WHAT NEEDS TO BE DONE: Don't copy the pictures; return every other part of the records exactly.

[Stored data entries]
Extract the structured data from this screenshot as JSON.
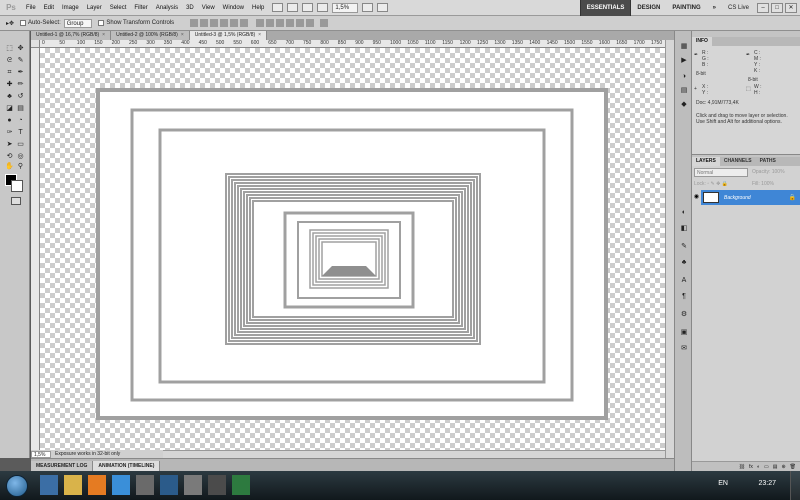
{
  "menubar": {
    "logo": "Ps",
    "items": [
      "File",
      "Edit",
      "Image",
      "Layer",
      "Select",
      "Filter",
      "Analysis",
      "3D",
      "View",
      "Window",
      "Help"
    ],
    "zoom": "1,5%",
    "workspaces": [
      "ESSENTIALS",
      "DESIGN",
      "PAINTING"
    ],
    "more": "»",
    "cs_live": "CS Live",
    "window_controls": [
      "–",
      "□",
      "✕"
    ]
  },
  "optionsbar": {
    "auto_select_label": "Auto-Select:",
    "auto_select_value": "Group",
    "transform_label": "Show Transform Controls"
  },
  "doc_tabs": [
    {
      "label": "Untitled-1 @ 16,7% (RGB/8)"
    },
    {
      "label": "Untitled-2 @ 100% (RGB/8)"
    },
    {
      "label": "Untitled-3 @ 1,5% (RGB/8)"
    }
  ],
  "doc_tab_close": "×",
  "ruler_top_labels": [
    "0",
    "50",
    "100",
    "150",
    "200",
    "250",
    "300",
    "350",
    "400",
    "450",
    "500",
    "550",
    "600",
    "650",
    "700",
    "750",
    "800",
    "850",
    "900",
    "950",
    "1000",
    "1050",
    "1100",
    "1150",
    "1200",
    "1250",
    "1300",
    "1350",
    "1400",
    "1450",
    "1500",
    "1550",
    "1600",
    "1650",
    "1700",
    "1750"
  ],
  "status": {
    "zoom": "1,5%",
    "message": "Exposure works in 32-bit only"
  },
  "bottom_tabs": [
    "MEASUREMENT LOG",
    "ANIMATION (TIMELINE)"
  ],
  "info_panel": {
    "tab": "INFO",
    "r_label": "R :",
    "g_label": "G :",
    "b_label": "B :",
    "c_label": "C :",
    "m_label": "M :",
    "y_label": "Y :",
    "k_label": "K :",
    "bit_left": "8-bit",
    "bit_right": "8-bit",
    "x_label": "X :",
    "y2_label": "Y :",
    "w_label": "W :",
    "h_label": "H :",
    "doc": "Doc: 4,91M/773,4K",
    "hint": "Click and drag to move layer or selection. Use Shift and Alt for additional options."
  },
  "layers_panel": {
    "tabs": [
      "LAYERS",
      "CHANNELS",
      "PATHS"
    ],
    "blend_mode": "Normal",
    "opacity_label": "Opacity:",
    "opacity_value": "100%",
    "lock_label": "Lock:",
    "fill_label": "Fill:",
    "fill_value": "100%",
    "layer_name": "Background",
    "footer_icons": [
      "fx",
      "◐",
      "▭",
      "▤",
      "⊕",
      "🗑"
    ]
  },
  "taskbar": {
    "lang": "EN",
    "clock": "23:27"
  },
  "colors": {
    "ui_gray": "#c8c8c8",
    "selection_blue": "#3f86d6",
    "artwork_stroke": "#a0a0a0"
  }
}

TASK RESPONSE:
Extract the structured data from this screenshot as JSON.
{
  "menubar": {
    "logo": "Ps",
    "items": [
      "File",
      "Edit",
      "Image",
      "Layer",
      "Select",
      "Filter",
      "Analysis",
      "3D",
      "View",
      "Window",
      "Help"
    ],
    "zoom": "1,5%",
    "workspaces": [
      "ESSENTIALS",
      "DESIGN",
      "PAINTING"
    ],
    "more": "»",
    "cs_live": "CS Live",
    "window_controls": [
      "–",
      "□",
      "✕"
    ]
  },
  "optionsbar": {
    "auto_select_label": "Auto-Select:",
    "auto_select_value": "Group",
    "transform_label": "Show Transform Controls"
  },
  "doc_tabs": [
    {
      "label": "Untitled-1 @ 16,7% (RGB/8)"
    },
    {
      "label": "Untitled-2 @ 100% (RGB/8)"
    },
    {
      "label": "Untitled-3 @ 1,5% (RGB/8)"
    }
  ],
  "doc_tab_close": "×",
  "ruler_top_labels": [
    "0",
    "50",
    "100",
    "150",
    "200",
    "250",
    "300",
    "350",
    "400",
    "450",
    "500",
    "550",
    "600",
    "650",
    "700",
    "750",
    "800",
    "850",
    "900",
    "950",
    "1000",
    "1050",
    "1100",
    "1150",
    "1200",
    "1250",
    "1300",
    "1350",
    "1400",
    "1450",
    "1500",
    "1550",
    "1600",
    "1650",
    "1700",
    "1750"
  ],
  "status": {
    "zoom": "1,5%",
    "message": "Exposure works in 32-bit only"
  },
  "bottom_tabs": [
    "MEASUREMENT LOG",
    "ANIMATION (TIMELINE)"
  ],
  "info_panel": {
    "tab": "INFO",
    "r_label": "R :",
    "g_label": "G :",
    "b_label": "B :",
    "c_label": "C :",
    "m_label": "M :",
    "y_label": "Y :",
    "k_label": "K :",
    "bit_left": "8-bit",
    "bit_right": "8-bit",
    "x_label": "X :",
    "y2_label": "Y :",
    "w_label": "W :",
    "h_label": "H :",
    "doc": "Doc: 4,91M/773,4K",
    "hint": "Click and drag to move layer or selection. Use Shift and Alt for additional options."
  },
  "layers_panel": {
    "tabs": [
      "LAYERS",
      "CHANNELS",
      "PATHS"
    ],
    "blend_mode": "Normal",
    "opacity_label": "Opacity:",
    "opacity_value": "100%",
    "lock_label": "Lock:",
    "fill_label": "Fill:",
    "fill_value": "100%",
    "layer_name": "Background",
    "footer_icons": [
      "fx",
      "◐",
      "▭",
      "▤",
      "⊕",
      "🗑"
    ]
  },
  "taskbar": {
    "lang": "EN",
    "clock": "23:27"
  },
  "colors": {
    "ui_gray": "#c8c8c8",
    "selection_blue": "#3f86d6",
    "artwork_stroke": "#a0a0a0"
  }
}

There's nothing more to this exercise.